▸ **Directions**: Output every entry exactly as written, but omit the pictures.

▸ **Data listing**:

-=-=-

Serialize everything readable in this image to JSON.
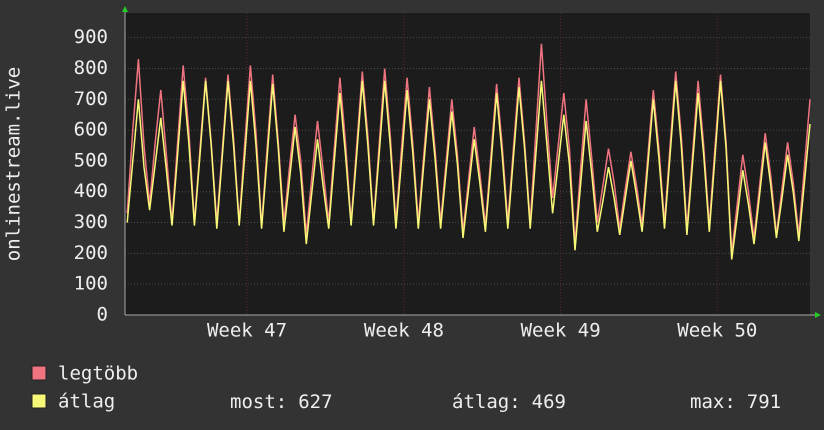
{
  "chart_data": {
    "type": "line",
    "y_label": "onlinestream.live",
    "x": [
      0.1,
      0.35,
      0.6,
      0.85,
      1.1,
      1.35,
      1.6,
      1.85,
      2.1,
      2.35,
      2.6,
      2.85,
      3.1,
      3.35,
      3.6,
      3.85,
      4.1,
      4.35,
      4.6,
      4.85,
      5.1,
      5.35,
      5.6,
      5.85,
      6.1,
      6.35,
      6.6,
      6.85,
      7.1,
      7.35,
      7.6,
      7.85,
      8.1,
      8.35,
      8.6,
      8.85,
      9.1,
      9.35,
      9.6,
      9.85,
      10.1,
      10.35,
      10.6,
      10.85,
      11.1,
      11.35,
      11.6,
      11.85,
      12.1,
      12.35,
      12.6,
      12.85,
      13.1,
      13.35,
      13.6,
      13.85,
      14.1,
      14.35,
      14.6,
      14.85,
      15.1,
      15.35,
      15.6,
      15.85,
      16.1,
      16.35,
      16.6,
      16.85,
      17.1,
      17.35,
      17.6,
      17.85,
      18.1,
      18.35,
      18.6,
      18.85,
      19.1,
      19.35,
      19.6,
      19.85,
      20.1,
      20.35,
      20.6,
      20.85,
      21.1,
      21.35,
      21.6,
      21.85,
      22.1,
      22.35,
      22.6,
      22.85,
      23.1,
      23.35,
      23.6,
      23.85,
      24.1,
      24.35,
      24.6,
      24.85,
      25.1,
      25.35,
      25.6,
      25.85,
      26.1,
      26.35,
      26.6,
      26.85,
      27.1,
      27.35,
      27.6,
      27.85,
      28.1,
      28.35,
      28.6,
      28.85,
      29.1,
      29.35,
      29.6,
      29.85,
      30.1,
      30.35,
      30.6
    ],
    "series": [
      {
        "name": "legtöbb",
        "color": "#f07480",
        "values": [
          330,
          600,
          830,
          550,
          360,
          560,
          730,
          520,
          300,
          560,
          810,
          600,
          300,
          540,
          770,
          560,
          300,
          540,
          780,
          570,
          300,
          560,
          810,
          590,
          290,
          540,
          780,
          560,
          300,
          480,
          650,
          500,
          260,
          450,
          630,
          470,
          300,
          540,
          770,
          560,
          300,
          550,
          790,
          580,
          300,
          550,
          800,
          580,
          300,
          540,
          770,
          560,
          300,
          520,
          740,
          540,
          300,
          500,
          700,
          520,
          270,
          440,
          610,
          460,
          290,
          520,
          750,
          550,
          300,
          540,
          770,
          560,
          300,
          590,
          880,
          620,
          380,
          550,
          720,
          540,
          230,
          470,
          700,
          510,
          300,
          420,
          540,
          430,
          280,
          410,
          530,
          420,
          290,
          510,
          730,
          540,
          300,
          550,
          790,
          580,
          280,
          520,
          760,
          550,
          290,
          540,
          780,
          560,
          200,
          360,
          520,
          400,
          250,
          420,
          590,
          450,
          260,
          410,
          560,
          430,
          260,
          480,
          700
        ]
      },
      {
        "name": "átlag",
        "color": "#f8f878",
        "values": [
          300,
          500,
          700,
          480,
          340,
          490,
          640,
          470,
          290,
          520,
          760,
          560,
          290,
          520,
          760,
          550,
          280,
          520,
          760,
          550,
          290,
          520,
          760,
          550,
          280,
          510,
          750,
          540,
          270,
          440,
          610,
          460,
          230,
          400,
          570,
          420,
          280,
          500,
          720,
          520,
          290,
          520,
          760,
          550,
          290,
          520,
          760,
          550,
          280,
          500,
          730,
          530,
          280,
          490,
          700,
          510,
          280,
          470,
          660,
          490,
          250,
          410,
          570,
          430,
          270,
          490,
          720,
          520,
          280,
          510,
          740,
          540,
          280,
          520,
          760,
          550,
          330,
          490,
          650,
          490,
          210,
          420,
          630,
          460,
          270,
          370,
          480,
          380,
          260,
          380,
          500,
          390,
          270,
          480,
          700,
          510,
          280,
          520,
          760,
          550,
          260,
          490,
          720,
          520,
          270,
          510,
          760,
          540,
          180,
          320,
          470,
          360,
          230,
          390,
          560,
          420,
          250,
          380,
          520,
          400,
          240,
          430,
          620
        ]
      }
    ],
    "xlim": [
      0,
      30.6
    ],
    "xticks": [
      {
        "value": 5.45,
        "label": "Week 47"
      },
      {
        "value": 12.46,
        "label": "Week 48"
      },
      {
        "value": 19.46,
        "label": "Week 49"
      },
      {
        "value": 26.46,
        "label": "Week 50"
      }
    ],
    "ylim": [
      0,
      980
    ],
    "yticks": [
      0,
      100,
      200,
      300,
      400,
      500,
      600,
      700,
      800,
      900
    ],
    "grid": true,
    "stats": [
      {
        "label": "most:",
        "value": 627
      },
      {
        "label": "átlag:",
        "value": 469
      },
      {
        "label": "max:",
        "value": 791
      }
    ]
  }
}
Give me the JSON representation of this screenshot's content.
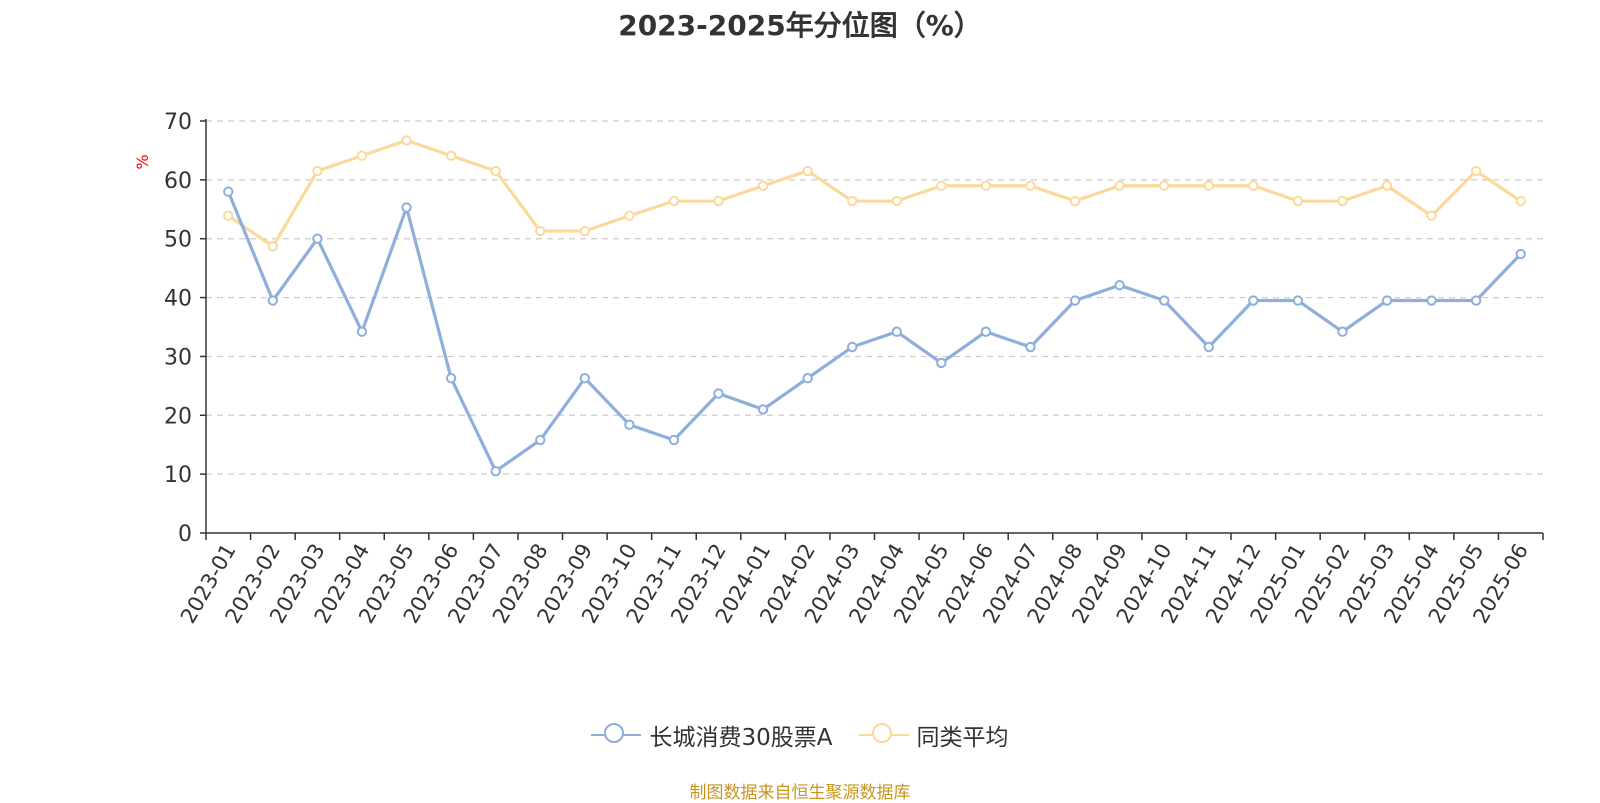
{
  "chart_data": {
    "type": "line",
    "title": "2023-2025年分位图（%）",
    "ylabel": "%",
    "xlabel": "",
    "ylim": [
      0,
      70
    ],
    "yticks": [
      0,
      10,
      20,
      30,
      40,
      50,
      60,
      70
    ],
    "grid": true,
    "legend_position": "bottom",
    "categories": [
      "2023-01",
      "2023-02",
      "2023-03",
      "2023-04",
      "2023-05",
      "2023-06",
      "2023-07",
      "2023-08",
      "2023-09",
      "2023-10",
      "2023-11",
      "2023-12",
      "2024-01",
      "2024-02",
      "2024-03",
      "2024-04",
      "2024-05",
      "2024-06",
      "2024-07",
      "2024-08",
      "2024-09",
      "2024-10",
      "2024-11",
      "2024-12",
      "2025-01",
      "2025-02",
      "2025-03",
      "2025-04",
      "2025-05",
      "2025-06"
    ],
    "series": [
      {
        "name": "长城消费30股票A",
        "color": "#8eaedb",
        "values": [
          58,
          39.5,
          50,
          34.2,
          55.3,
          26.3,
          10.5,
          15.8,
          26.3,
          18.4,
          15.8,
          23.7,
          21,
          26.3,
          31.6,
          34.2,
          28.9,
          34.2,
          31.6,
          39.5,
          42.1,
          39.5,
          31.6,
          39.5,
          39.5,
          34.2,
          39.5,
          39.5,
          39.5,
          47.4
        ]
      },
      {
        "name": "同类平均",
        "color": "#fbd99b",
        "values": [
          53.9,
          48.7,
          61.5,
          64.1,
          66.7,
          64.1,
          61.5,
          51.3,
          51.3,
          53.9,
          56.4,
          56.4,
          59,
          61.5,
          56.4,
          56.4,
          59,
          59,
          59,
          56.4,
          59,
          59,
          59,
          59,
          56.4,
          56.4,
          59,
          53.9,
          61.5,
          56.4
        ]
      }
    ]
  },
  "source_note": "制图数据来自恒生聚源数据库"
}
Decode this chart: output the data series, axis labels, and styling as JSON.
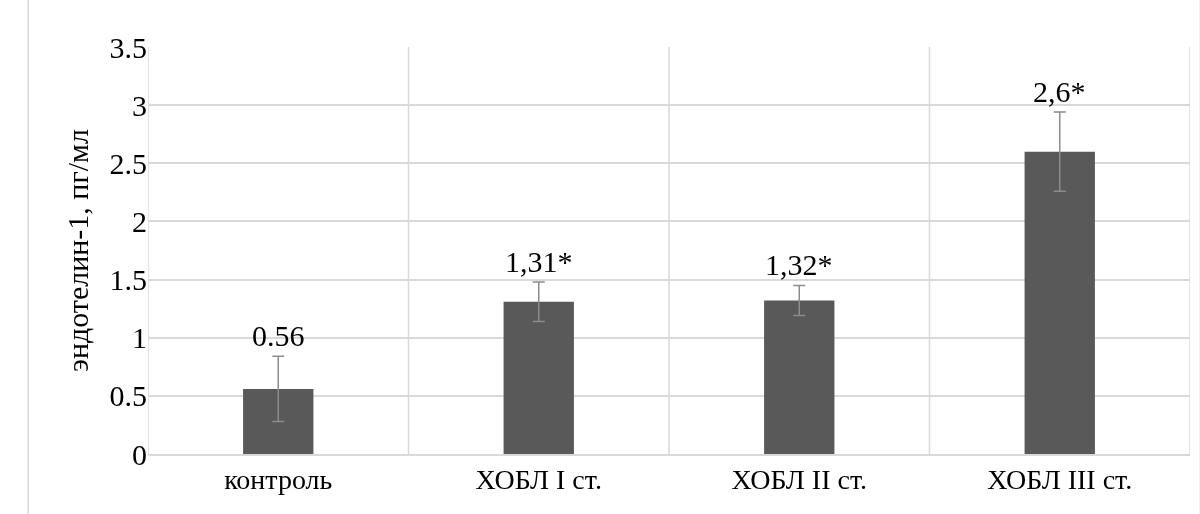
{
  "chart_data": {
    "type": "bar",
    "ylabel": "эндотелин-1, пг/мл",
    "categories": [
      "контроль",
      "ХОБЛ I ст.",
      "ХОБЛ II ст.",
      "ХОБЛ III ст."
    ],
    "values": [
      0.56,
      1.31,
      1.32,
      2.6
    ],
    "errors": [
      0.28,
      0.17,
      0.13,
      0.34
    ],
    "value_labels": [
      "0.56",
      "1,31*",
      "1,32*",
      "2,6*"
    ],
    "color": "#595959",
    "ylim": [
      0,
      3.5
    ],
    "yticks": [
      0,
      0.5,
      1,
      1.5,
      2,
      2.5,
      3,
      3.5
    ],
    "grid": true,
    "legend": false
  }
}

-=-=-

▸ **The solution**:
Serialize everything readable in this image to JSON.
{
  "chart_data": {
    "type": "line",
    "y_label": "onlinestream.live",
    "x": [
      0.1,
      0.35,
      0.6,
      0.85,
      1.1,
      1.35,
      1.6,
      1.85,
      2.1,
      2.35,
      2.6,
      2.85,
      3.1,
      3.35,
      3.6,
      3.85,
      4.1,
      4.35,
      4.6,
      4.85,
      5.1,
      5.35,
      5.6,
      5.85,
      6.1,
      6.35,
      6.6,
      6.85,
      7.1,
      7.35,
      7.6,
      7.85,
      8.1,
      8.35,
      8.6,
      8.85,
      9.1,
      9.35,
      9.6,
      9.85,
      10.1,
      10.35,
      10.6,
      10.85,
      11.1,
      11.35,
      11.6,
      11.85,
      12.1,
      12.35,
      12.6,
      12.85,
      13.1,
      13.35,
      13.6,
      13.85,
      14.1,
      14.35,
      14.6,
      14.85,
      15.1,
      15.35,
      15.6,
      15.85,
      16.1,
      16.35,
      16.6,
      16.85,
      17.1,
      17.35,
      17.6,
      17.85,
      18.1,
      18.35,
      18.6,
      18.85,
      19.1,
      19.35,
      19.6,
      19.85,
      20.1,
      20.35,
      20.6,
      20.85,
      21.1,
      21.35,
      21.6,
      21.85,
      22.1,
      22.35,
      22.6,
      22.85,
      23.1,
      23.35,
      23.6,
      23.85,
      24.1,
      24.35,
      24.6,
      24.85,
      25.1,
      25.35,
      25.6,
      25.85,
      26.1,
      26.35,
      26.6,
      26.85,
      27.1,
      27.35,
      27.6,
      27.85,
      28.1,
      28.35,
      28.6,
      28.85,
      29.1,
      29.35,
      29.6,
      29.85,
      30.1,
      30.35,
      30.6
    ],
    "series": [
      {
        "name": "legtöbb",
        "color": "#f07480",
        "values": [
          330,
          600,
          830,
          550,
          360,
          560,
          730,
          520,
          300,
          560,
          810,
          600,
          300,
          540,
          770,
          560,
          300,
          540,
          780,
          570,
          300,
          560,
          810,
          590,
          290,
          540,
          780,
          560,
          300,
          480,
          650,
          500,
          260,
          450,
          630,
          470,
          300,
          540,
          770,
          560,
          300,
          550,
          790,
          580,
          300,
          550,
          800,
          580,
          300,
          540,
          770,
          560,
          300,
          520,
          740,
          540,
          300,
          500,
          700,
          520,
          270,
          440,
          610,
          460,
          290,
          520,
          750,
          550,
          300,
          540,
          770,
          560,
          300,
          590,
          880,
          620,
          380,
          550,
          720,
          540,
          230,
          470,
          700,
          510,
          300,
          420,
          540,
          430,
          280,
          410,
          530,
          420,
          290,
          510,
          730,
          540,
          300,
          550,
          790,
          580,
          280,
          520,
          760,
          550,
          290,
          540,
          780,
          560,
          200,
          360,
          520,
          400,
          250,
          420,
          590,
          450,
          260,
          410,
          560,
          430,
          260,
          480,
          700
        ]
      },
      {
        "name": "átlag",
        "color": "#f8f878",
        "values": [
          300,
          500,
          700,
          480,
          340,
          490,
          640,
          470,
          290,
          520,
          760,
          560,
          290,
          520,
          760,
          550,
          280,
          520,
          760,
          550,
          290,
          520,
          760,
          550,
          280,
          510,
          750,
          540,
          270,
          440,
          610,
          460,
          230,
          400,
          570,
          420,
          280,
          500,
          720,
          520,
          290,
          520,
          760,
          550,
          290,
          520,
          760,
          550,
          280,
          500,
          730,
          530,
          280,
          490,
          700,
          510,
          280,
          470,
          660,
          490,
          250,
          410,
          570,
          430,
          270,
          490,
          720,
          520,
          280,
          510,
          740,
          540,
          280,
          520,
          760,
          550,
          330,
          490,
          650,
          490,
          210,
          420,
          630,
          460,
          270,
          370,
          480,
          380,
          260,
          380,
          500,
          390,
          270,
          480,
          700,
          510,
          280,
          520,
          760,
          550,
          260,
          490,
          720,
          520,
          270,
          510,
          760,
          540,
          180,
          320,
          470,
          360,
          230,
          390,
          560,
          420,
          250,
          380,
          520,
          400,
          240,
          430,
          620
        ]
      }
    ],
    "xlim": [
      0,
      30.6
    ],
    "xticks": [
      {
        "value": 5.45,
        "label": "Week 47"
      },
      {
        "value": 12.46,
        "label": "Week 48"
      },
      {
        "value": 19.46,
        "label": "Week 49"
      },
      {
        "value": 26.46,
        "label": "Week 50"
      }
    ],
    "ylim": [
      0,
      980
    ],
    "yticks": [
      0,
      100,
      200,
      300,
      400,
      500,
      600,
      700,
      800,
      900
    ],
    "grid": true,
    "stats": [
      {
        "label": "most:",
        "value": 627
      },
      {
        "label": "átlag:",
        "value": 469
      },
      {
        "label": "max:",
        "value": 791
      }
    ]
  }
}
Give me the JSON representation of this screenshot's content.
{
  "chart_data": {
    "type": "line",
    "title": "2023-2025年分位图（%）",
    "ylabel": "%",
    "xlabel": "",
    "ylim": [
      0,
      70
    ],
    "yticks": [
      0,
      10,
      20,
      30,
      40,
      50,
      60,
      70
    ],
    "grid": true,
    "legend_position": "bottom",
    "categories": [
      "2023-01",
      "2023-02",
      "2023-03",
      "2023-04",
      "2023-05",
      "2023-06",
      "2023-07",
      "2023-08",
      "2023-09",
      "2023-10",
      "2023-11",
      "2023-12",
      "2024-01",
      "2024-02",
      "2024-03",
      "2024-04",
      "2024-05",
      "2024-06",
      "2024-07",
      "2024-08",
      "2024-09",
      "2024-10",
      "2024-11",
      "2024-12",
      "2025-01",
      "2025-02",
      "2025-03",
      "2025-04",
      "2025-05",
      "2025-06"
    ],
    "series": [
      {
        "name": "长城消费30股票A",
        "color": "#8eaedb",
        "values": [
          58,
          39.5,
          50,
          34.2,
          55.3,
          26.3,
          10.5,
          15.8,
          26.3,
          18.4,
          15.8,
          23.7,
          21,
          26.3,
          31.6,
          34.2,
          28.9,
          34.2,
          31.6,
          39.5,
          42.1,
          39.5,
          31.6,
          39.5,
          39.5,
          34.2,
          39.5,
          39.5,
          39.5,
          47.4
        ]
      },
      {
        "name": "同类平均",
        "color": "#fbd99b",
        "values": [
          53.9,
          48.7,
          61.5,
          64.1,
          66.7,
          64.1,
          61.5,
          51.3,
          51.3,
          53.9,
          56.4,
          56.4,
          59,
          61.5,
          56.4,
          56.4,
          59,
          59,
          59,
          56.4,
          59,
          59,
          59,
          59,
          56.4,
          56.4,
          59,
          53.9,
          61.5,
          56.4
        ]
      }
    ]
  },
  "source_note": "制图数据来自恒生聚源数据库"
}
Decode this chart: output the data series, axis labels, and styling as JSON.
{
  "chart_data": {
    "type": "bar",
    "ylabel": "эндотелин-1, пг/мл",
    "categories": [
      "контроль",
      "ХОБЛ I ст.",
      "ХОБЛ II ст.",
      "ХОБЛ III ст."
    ],
    "values": [
      0.56,
      1.31,
      1.32,
      2.6
    ],
    "errors": [
      0.28,
      0.17,
      0.13,
      0.34
    ],
    "value_labels": [
      "0.56",
      "1,31*",
      "1,32*",
      "2,6*"
    ],
    "color": "#595959",
    "ylim": [
      0,
      3.5
    ],
    "yticks": [
      0,
      0.5,
      1,
      1.5,
      2,
      2.5,
      3,
      3.5
    ],
    "grid": true,
    "legend": false
  }
}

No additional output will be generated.